> **The request**
In the material below, find every line with "source" and pull it out.

> **Input for this task**

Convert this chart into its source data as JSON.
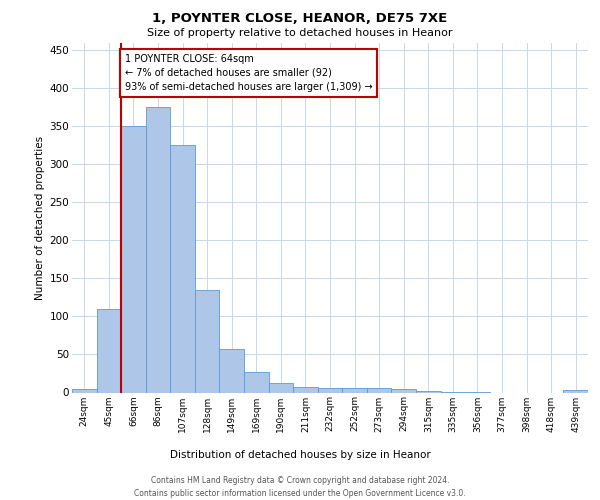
{
  "title": "1, POYNTER CLOSE, HEANOR, DE75 7XE",
  "subtitle": "Size of property relative to detached houses in Heanor",
  "xlabel": "Distribution of detached houses by size in Heanor",
  "ylabel": "Number of detached properties",
  "categories": [
    "24sqm",
    "45sqm",
    "66sqm",
    "86sqm",
    "107sqm",
    "128sqm",
    "149sqm",
    "169sqm",
    "190sqm",
    "211sqm",
    "232sqm",
    "252sqm",
    "273sqm",
    "294sqm",
    "315sqm",
    "335sqm",
    "356sqm",
    "377sqm",
    "398sqm",
    "418sqm",
    "439sqm"
  ],
  "values": [
    5,
    110,
    350,
    375,
    325,
    135,
    57,
    27,
    13,
    7,
    6,
    6,
    6,
    4,
    2,
    1,
    1,
    0,
    0,
    0,
    3
  ],
  "bar_color": "#aec6e8",
  "bar_edge_color": "#5b9bd5",
  "highlight_color": "#c00000",
  "annotation_line1": "1 POYNTER CLOSE: 64sqm",
  "annotation_line2": "← 7% of detached houses are smaller (92)",
  "annotation_line3": "93% of semi-detached houses are larger (1,309) →",
  "ylim": [
    0,
    460
  ],
  "yticks": [
    0,
    50,
    100,
    150,
    200,
    250,
    300,
    350,
    400,
    450
  ],
  "footer_line1": "Contains HM Land Registry data © Crown copyright and database right 2024.",
  "footer_line2": "Contains public sector information licensed under the Open Government Licence v3.0.",
  "background_color": "#ffffff",
  "grid_color": "#c8d8ec"
}
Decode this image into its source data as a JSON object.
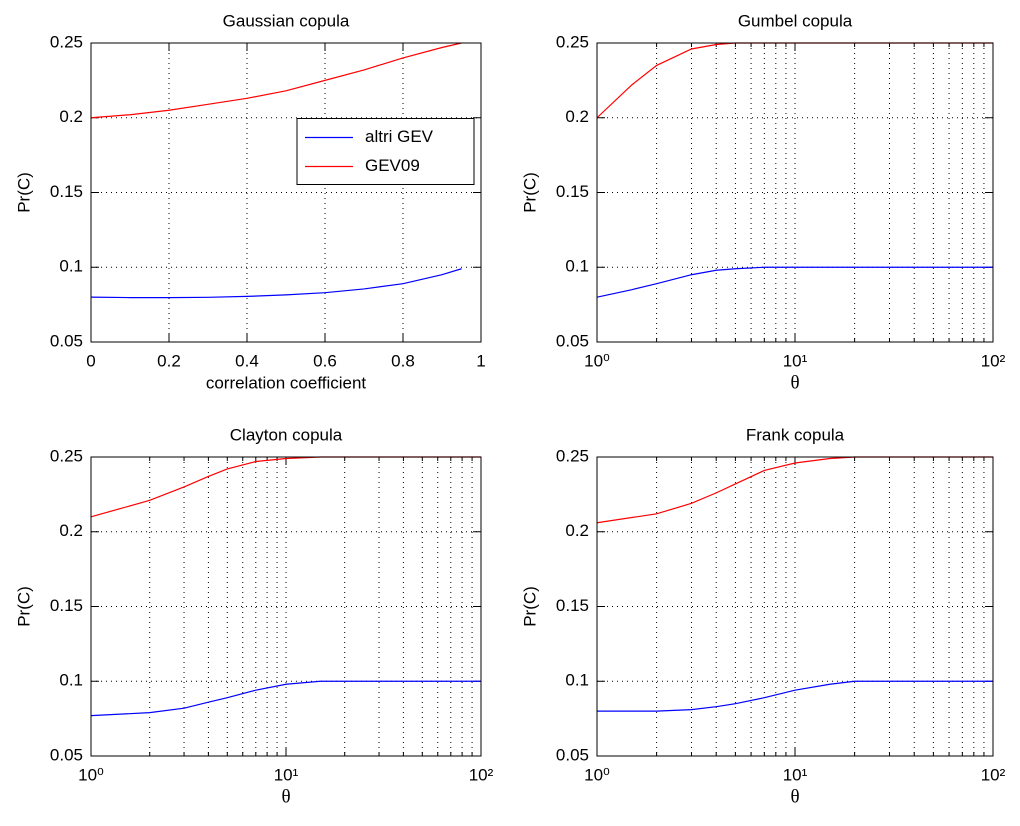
{
  "chart_data": [
    {
      "type": "line",
      "title": "Gaussian copula",
      "xlabel": "correlation coefficient",
      "ylabel": "Pr(C)",
      "x": [
        0,
        0.1,
        0.2,
        0.3,
        0.4,
        0.5,
        0.6,
        0.7,
        0.8,
        0.9,
        0.95
      ],
      "series": [
        {
          "name": "altri GEV",
          "color": "#0000ff",
          "values": [
            0.08,
            0.0797,
            0.0797,
            0.0799,
            0.0805,
            0.0815,
            0.083,
            0.0855,
            0.089,
            0.095,
            0.099
          ]
        },
        {
          "name": "GEV09",
          "color": "#ff0000",
          "values": [
            0.2,
            0.202,
            0.205,
            0.209,
            0.213,
            0.218,
            0.225,
            0.232,
            0.24,
            0.247,
            0.25
          ]
        }
      ],
      "xlim": [
        0,
        1
      ],
      "xticks": [
        0,
        0.2,
        0.4,
        0.6,
        0.8,
        1
      ],
      "ylim": [
        0.05,
        0.25
      ],
      "yticks": [
        0.05,
        0.1,
        0.15,
        0.2,
        0.25
      ],
      "grid": true,
      "legend": "center right"
    },
    {
      "type": "line",
      "title": "Gumbel copula",
      "xlabel": "θ",
      "ylabel": "Pr(C)",
      "xscale": "log",
      "x": [
        1,
        1.5,
        2,
        3,
        4,
        5,
        7,
        10,
        20,
        50,
        100
      ],
      "series": [
        {
          "color": "#0000ff",
          "values": [
            0.08,
            0.085,
            0.089,
            0.095,
            0.098,
            0.099,
            0.1,
            0.1,
            0.1,
            0.1,
            0.1
          ]
        },
        {
          "color": "#ff0000",
          "values": [
            0.2,
            0.222,
            0.235,
            0.246,
            0.249,
            0.25,
            0.25,
            0.25,
            0.25,
            0.25,
            0.25
          ]
        }
      ],
      "xlim": [
        1,
        100
      ],
      "xticks": [
        {
          "value": 1,
          "label": "10⁰"
        },
        {
          "value": 10,
          "label": "10¹"
        },
        {
          "value": 100,
          "label": "10²"
        }
      ],
      "ylim": [
        0.05,
        0.25
      ],
      "yticks": [
        0.05,
        0.1,
        0.15,
        0.2,
        0.25
      ],
      "grid": true,
      "minor_grid": true
    },
    {
      "type": "line",
      "title": "Clayton copula",
      "xlabel": "θ",
      "ylabel": "Pr(C)",
      "xscale": "log",
      "x": [
        1,
        2,
        3,
        4,
        5,
        7,
        10,
        15,
        20,
        50,
        100
      ],
      "series": [
        {
          "color": "#0000ff",
          "values": [
            0.077,
            0.079,
            0.082,
            0.086,
            0.089,
            0.094,
            0.098,
            0.1,
            0.1,
            0.1,
            0.1
          ]
        },
        {
          "color": "#ff0000",
          "values": [
            0.21,
            0.221,
            0.23,
            0.237,
            0.242,
            0.247,
            0.249,
            0.25,
            0.25,
            0.25,
            0.25
          ]
        }
      ],
      "xlim": [
        1,
        100
      ],
      "xticks": [
        {
          "value": 1,
          "label": "10⁰"
        },
        {
          "value": 10,
          "label": "10¹"
        },
        {
          "value": 100,
          "label": "10²"
        }
      ],
      "ylim": [
        0.05,
        0.25
      ],
      "yticks": [
        0.05,
        0.1,
        0.15,
        0.2,
        0.25
      ],
      "grid": true,
      "minor_grid": true
    },
    {
      "type": "line",
      "title": "Frank copula",
      "xlabel": "θ",
      "ylabel": "Pr(C)",
      "xscale": "log",
      "x": [
        1,
        2,
        3,
        4,
        5,
        7,
        10,
        15,
        20,
        50,
        100
      ],
      "series": [
        {
          "color": "#0000ff",
          "values": [
            0.08,
            0.08,
            0.081,
            0.083,
            0.085,
            0.089,
            0.094,
            0.098,
            0.1,
            0.1,
            0.1
          ]
        },
        {
          "color": "#ff0000",
          "values": [
            0.206,
            0.212,
            0.219,
            0.226,
            0.232,
            0.241,
            0.246,
            0.249,
            0.25,
            0.25,
            0.25
          ]
        }
      ],
      "xlim": [
        1,
        100
      ],
      "xticks": [
        {
          "value": 1,
          "label": "10⁰"
        },
        {
          "value": 10,
          "label": "10¹"
        },
        {
          "value": 100,
          "label": "10²"
        }
      ],
      "ylim": [
        0.05,
        0.25
      ],
      "yticks": [
        0.05,
        0.1,
        0.15,
        0.2,
        0.25
      ],
      "grid": true,
      "minor_grid": true
    }
  ]
}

> **Task output**
Convert this chart into its source data as JSON.
Decode this image into its source data as a JSON object.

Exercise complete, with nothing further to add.